Rows from a dataset

☆ ☆ ☆ ☆

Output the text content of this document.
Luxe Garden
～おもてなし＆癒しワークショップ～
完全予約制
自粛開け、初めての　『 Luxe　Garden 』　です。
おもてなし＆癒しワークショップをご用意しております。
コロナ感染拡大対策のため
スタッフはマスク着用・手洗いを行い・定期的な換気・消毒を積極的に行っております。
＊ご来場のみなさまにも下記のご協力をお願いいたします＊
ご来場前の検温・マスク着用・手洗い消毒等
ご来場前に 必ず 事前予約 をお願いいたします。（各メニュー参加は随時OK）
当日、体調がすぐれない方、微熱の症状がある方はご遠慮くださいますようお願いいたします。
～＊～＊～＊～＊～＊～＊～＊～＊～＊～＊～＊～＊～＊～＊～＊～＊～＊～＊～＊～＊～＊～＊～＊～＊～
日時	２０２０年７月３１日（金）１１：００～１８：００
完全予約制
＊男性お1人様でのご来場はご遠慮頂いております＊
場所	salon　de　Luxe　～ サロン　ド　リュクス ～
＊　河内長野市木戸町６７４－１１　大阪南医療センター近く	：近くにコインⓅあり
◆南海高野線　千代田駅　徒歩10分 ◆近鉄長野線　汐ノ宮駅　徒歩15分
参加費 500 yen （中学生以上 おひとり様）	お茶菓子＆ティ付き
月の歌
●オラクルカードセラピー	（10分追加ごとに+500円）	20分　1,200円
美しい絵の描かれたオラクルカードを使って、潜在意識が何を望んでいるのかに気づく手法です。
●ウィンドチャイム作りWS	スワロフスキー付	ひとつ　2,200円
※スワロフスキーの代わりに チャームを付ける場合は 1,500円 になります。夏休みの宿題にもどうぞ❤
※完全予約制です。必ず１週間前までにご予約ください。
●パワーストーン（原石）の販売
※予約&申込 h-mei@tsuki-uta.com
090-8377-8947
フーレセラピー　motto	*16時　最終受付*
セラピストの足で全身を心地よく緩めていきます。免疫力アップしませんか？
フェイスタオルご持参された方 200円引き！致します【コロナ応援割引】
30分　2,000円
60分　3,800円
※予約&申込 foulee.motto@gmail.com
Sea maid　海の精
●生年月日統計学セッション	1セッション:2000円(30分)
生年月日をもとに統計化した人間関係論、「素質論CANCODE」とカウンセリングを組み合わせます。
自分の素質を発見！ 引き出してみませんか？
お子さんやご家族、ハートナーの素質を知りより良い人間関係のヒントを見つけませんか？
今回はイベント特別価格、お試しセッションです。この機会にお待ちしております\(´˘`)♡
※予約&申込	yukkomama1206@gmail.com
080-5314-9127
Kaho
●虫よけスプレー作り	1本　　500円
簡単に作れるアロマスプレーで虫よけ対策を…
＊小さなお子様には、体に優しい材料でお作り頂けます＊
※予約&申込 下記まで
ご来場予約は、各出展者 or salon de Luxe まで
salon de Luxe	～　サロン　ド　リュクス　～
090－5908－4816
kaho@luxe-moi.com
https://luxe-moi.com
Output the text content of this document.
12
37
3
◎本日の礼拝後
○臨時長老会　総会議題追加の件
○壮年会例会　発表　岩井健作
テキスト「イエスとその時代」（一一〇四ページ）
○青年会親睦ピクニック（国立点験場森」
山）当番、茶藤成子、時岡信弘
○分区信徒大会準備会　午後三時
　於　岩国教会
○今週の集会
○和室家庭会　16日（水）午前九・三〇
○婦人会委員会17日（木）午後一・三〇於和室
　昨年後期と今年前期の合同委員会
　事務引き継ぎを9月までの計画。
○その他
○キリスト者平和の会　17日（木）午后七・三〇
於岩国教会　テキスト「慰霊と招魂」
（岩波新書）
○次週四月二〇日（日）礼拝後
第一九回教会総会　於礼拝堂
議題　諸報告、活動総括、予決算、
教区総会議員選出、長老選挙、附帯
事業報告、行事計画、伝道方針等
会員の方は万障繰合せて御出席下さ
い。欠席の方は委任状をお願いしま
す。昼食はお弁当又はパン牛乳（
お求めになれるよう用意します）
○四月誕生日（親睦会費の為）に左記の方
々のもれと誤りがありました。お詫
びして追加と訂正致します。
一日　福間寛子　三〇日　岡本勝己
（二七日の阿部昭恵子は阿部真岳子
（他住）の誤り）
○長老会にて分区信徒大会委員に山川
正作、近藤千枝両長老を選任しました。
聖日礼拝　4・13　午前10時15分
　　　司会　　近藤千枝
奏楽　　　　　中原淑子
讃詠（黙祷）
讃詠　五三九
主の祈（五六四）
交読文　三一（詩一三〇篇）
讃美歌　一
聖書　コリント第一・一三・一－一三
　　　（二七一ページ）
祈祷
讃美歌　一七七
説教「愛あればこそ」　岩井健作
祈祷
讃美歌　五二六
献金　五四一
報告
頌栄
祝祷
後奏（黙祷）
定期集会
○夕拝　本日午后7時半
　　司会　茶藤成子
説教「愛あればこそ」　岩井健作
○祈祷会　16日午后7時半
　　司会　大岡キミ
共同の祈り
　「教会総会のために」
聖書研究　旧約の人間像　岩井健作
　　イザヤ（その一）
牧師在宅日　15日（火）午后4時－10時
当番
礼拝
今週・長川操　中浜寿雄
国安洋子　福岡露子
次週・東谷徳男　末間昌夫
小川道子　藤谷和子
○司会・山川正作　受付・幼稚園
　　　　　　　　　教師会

☆ ☆ ☆ ☆

**Problem details**
Collect from the data above every line that includes "リュクス".

**Response below**
場所	salon　de　Luxe　～ サロン　ド　リュクス ～
salon de Luxe	～　サロン　ド　リュクス　～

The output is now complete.